- TASK PROMPT
Report all lines holding "name".
--- Begin SUPPLIED DATA ---
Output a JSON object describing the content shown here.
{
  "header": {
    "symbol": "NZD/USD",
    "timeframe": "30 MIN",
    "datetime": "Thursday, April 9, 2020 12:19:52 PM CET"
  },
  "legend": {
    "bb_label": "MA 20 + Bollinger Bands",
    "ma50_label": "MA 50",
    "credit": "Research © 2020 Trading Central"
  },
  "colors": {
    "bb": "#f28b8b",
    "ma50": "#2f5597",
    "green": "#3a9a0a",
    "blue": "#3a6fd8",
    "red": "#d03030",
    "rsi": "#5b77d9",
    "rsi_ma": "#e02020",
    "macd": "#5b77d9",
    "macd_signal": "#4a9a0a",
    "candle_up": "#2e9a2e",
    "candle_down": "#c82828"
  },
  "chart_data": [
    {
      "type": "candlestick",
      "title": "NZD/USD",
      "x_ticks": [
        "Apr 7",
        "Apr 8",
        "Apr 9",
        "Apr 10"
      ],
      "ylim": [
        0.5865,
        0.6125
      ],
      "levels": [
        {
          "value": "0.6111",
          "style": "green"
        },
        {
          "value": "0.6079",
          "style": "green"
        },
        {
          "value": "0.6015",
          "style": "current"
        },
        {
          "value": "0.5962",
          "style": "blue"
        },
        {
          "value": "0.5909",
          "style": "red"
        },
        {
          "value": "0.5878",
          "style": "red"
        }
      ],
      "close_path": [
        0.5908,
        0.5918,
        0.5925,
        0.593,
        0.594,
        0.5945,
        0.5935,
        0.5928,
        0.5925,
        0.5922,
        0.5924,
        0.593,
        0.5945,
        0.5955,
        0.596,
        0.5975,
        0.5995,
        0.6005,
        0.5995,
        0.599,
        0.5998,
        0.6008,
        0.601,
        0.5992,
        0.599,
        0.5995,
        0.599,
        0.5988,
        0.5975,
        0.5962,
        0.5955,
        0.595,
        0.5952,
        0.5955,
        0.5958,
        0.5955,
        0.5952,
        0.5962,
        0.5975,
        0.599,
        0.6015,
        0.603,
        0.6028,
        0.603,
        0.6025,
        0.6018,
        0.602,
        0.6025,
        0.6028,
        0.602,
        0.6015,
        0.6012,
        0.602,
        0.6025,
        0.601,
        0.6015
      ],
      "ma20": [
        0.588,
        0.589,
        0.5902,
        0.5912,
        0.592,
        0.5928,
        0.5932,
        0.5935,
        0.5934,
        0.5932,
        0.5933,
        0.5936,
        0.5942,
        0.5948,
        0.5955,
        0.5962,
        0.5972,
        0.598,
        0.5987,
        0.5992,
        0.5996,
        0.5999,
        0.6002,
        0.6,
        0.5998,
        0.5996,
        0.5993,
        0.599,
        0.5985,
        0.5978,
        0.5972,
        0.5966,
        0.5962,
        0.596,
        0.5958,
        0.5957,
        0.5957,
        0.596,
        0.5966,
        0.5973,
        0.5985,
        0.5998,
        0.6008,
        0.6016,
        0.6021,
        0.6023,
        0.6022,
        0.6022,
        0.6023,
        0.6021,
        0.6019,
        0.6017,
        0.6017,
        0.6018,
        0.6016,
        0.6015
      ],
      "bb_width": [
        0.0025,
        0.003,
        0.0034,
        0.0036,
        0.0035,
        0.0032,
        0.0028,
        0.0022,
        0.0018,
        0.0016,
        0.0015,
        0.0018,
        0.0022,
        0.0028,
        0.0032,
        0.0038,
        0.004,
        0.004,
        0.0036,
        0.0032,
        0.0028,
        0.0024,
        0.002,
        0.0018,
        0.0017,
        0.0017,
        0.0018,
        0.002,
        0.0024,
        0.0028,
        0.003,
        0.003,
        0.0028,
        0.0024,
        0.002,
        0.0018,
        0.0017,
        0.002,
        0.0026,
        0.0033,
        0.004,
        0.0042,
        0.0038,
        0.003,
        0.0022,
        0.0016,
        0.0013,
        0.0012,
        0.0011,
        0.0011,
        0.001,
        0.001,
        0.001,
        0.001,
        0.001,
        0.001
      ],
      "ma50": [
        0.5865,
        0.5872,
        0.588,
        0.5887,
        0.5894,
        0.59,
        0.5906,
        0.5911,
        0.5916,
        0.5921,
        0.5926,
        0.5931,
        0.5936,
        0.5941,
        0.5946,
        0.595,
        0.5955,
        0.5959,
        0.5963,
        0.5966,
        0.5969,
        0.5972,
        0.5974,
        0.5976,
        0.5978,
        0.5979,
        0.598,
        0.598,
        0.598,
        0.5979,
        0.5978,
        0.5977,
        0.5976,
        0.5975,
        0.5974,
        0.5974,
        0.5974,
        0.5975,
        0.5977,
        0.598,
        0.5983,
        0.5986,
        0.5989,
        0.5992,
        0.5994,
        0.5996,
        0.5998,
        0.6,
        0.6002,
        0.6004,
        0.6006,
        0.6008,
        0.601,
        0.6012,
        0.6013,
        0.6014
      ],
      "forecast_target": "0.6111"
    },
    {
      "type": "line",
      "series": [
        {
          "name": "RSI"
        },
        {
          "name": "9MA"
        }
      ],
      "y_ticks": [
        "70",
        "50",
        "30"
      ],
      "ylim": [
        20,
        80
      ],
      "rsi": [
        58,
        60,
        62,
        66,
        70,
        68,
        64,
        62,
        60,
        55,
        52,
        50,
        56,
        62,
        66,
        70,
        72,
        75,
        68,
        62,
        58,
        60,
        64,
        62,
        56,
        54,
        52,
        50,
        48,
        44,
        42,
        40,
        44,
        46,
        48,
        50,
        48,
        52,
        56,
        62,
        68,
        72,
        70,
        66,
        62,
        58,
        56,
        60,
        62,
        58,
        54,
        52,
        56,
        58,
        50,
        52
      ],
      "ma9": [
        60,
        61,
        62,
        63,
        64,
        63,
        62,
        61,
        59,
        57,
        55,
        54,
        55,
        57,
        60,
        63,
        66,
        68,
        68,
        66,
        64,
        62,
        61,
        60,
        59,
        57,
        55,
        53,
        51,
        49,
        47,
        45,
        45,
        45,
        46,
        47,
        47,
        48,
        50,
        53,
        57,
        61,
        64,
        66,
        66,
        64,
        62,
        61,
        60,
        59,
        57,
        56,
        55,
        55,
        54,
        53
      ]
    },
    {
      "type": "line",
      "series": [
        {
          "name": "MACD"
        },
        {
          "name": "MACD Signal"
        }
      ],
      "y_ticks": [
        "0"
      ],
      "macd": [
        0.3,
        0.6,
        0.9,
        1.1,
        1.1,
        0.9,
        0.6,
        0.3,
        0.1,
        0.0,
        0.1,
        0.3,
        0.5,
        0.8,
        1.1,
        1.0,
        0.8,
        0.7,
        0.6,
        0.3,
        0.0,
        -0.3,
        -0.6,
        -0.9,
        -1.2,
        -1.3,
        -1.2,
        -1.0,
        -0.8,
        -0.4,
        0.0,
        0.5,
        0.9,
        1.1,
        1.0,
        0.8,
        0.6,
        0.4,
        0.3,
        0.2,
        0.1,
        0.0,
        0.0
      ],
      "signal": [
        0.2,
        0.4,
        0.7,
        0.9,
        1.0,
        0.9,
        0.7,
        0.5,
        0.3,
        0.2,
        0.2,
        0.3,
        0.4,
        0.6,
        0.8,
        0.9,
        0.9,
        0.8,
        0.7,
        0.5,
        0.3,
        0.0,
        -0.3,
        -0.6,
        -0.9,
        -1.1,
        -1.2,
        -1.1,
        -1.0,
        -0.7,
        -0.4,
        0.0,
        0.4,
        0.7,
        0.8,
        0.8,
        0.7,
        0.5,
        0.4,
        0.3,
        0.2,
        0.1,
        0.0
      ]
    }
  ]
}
--- End SUPPLIED DATA ---
- REPLY
          "name": "RSI"
          "name": "9MA"
          "name": "MACD"
          "name": "MACD Signal"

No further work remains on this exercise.